= PROBLEM DETAILS =
Identify all lines in the listing that include the word "period", and copy them out.

── DATA TO PROCESS ──

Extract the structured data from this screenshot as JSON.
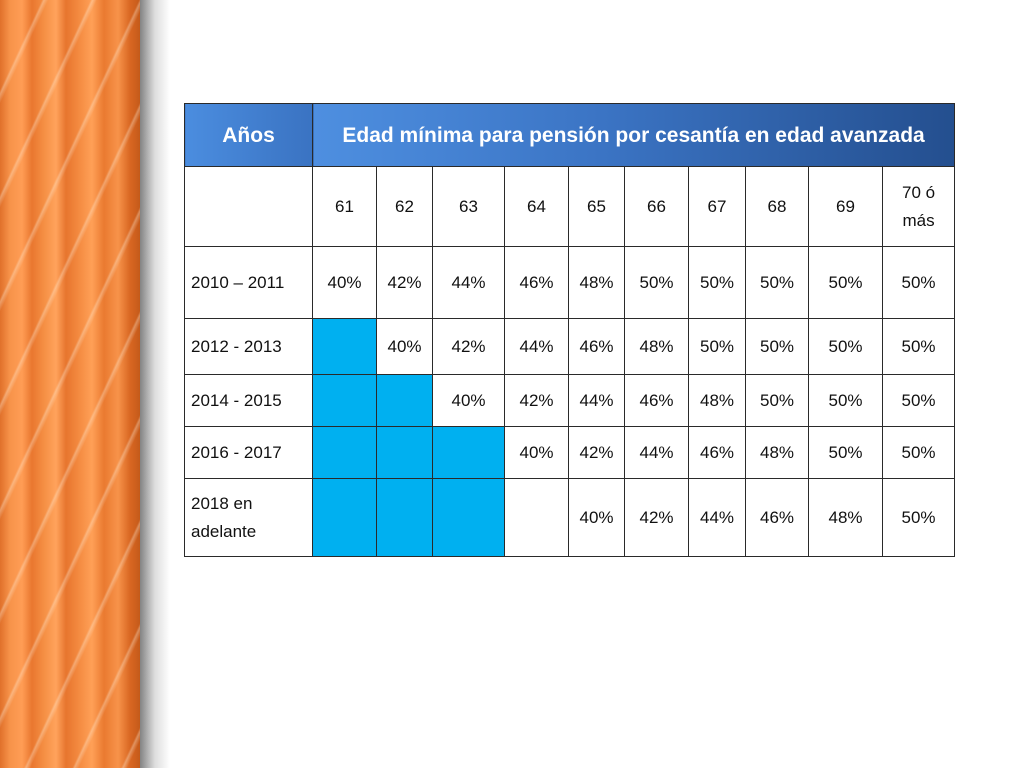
{
  "table": {
    "header_years": "Años",
    "header_title": "Edad mínima para pensión por cesantía en edad avanzada",
    "ages": [
      "61",
      "62",
      "63",
      "64",
      "65",
      "66",
      "67",
      "68",
      "69",
      "70 ó más"
    ],
    "rows": [
      {
        "period": "2010 – 2011",
        "cells": [
          "40%",
          "42%",
          "44%",
          "46%",
          "48%",
          "50%",
          "50%",
          "50%",
          "50%",
          "50%"
        ]
      },
      {
        "period": "2012 - 2013",
        "cells": [
          null,
          "40%",
          "42%",
          "44%",
          "46%",
          "48%",
          "50%",
          "50%",
          "50%",
          "50%"
        ]
      },
      {
        "period": "2014 - 2015",
        "cells": [
          null,
          null,
          "40%",
          "42%",
          "44%",
          "46%",
          "48%",
          "50%",
          "50%",
          "50%"
        ]
      },
      {
        "period": "2016 - 2017",
        "cells": [
          null,
          null,
          null,
          "40%",
          "42%",
          "44%",
          "46%",
          "48%",
          "50%",
          "50%"
        ]
      },
      {
        "period": "2018 en adelante",
        "cells": [
          null,
          null,
          null,
          "",
          "40%",
          "42%",
          "44%",
          "46%",
          "48%",
          "50%"
        ]
      }
    ]
  },
  "colors": {
    "header_blue": "#3b74c4",
    "highlight_cell": "#00b0f0",
    "curtain_orange": "#f58f44"
  }
}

───

= RESULT FOR THIS TASK =
        "period": "2010 – 2011",
        "period": "2012 - 2013",
        "period": "2014 - 2015",
        "period": "2016 - 2017",
        "period": "2018 en adelante",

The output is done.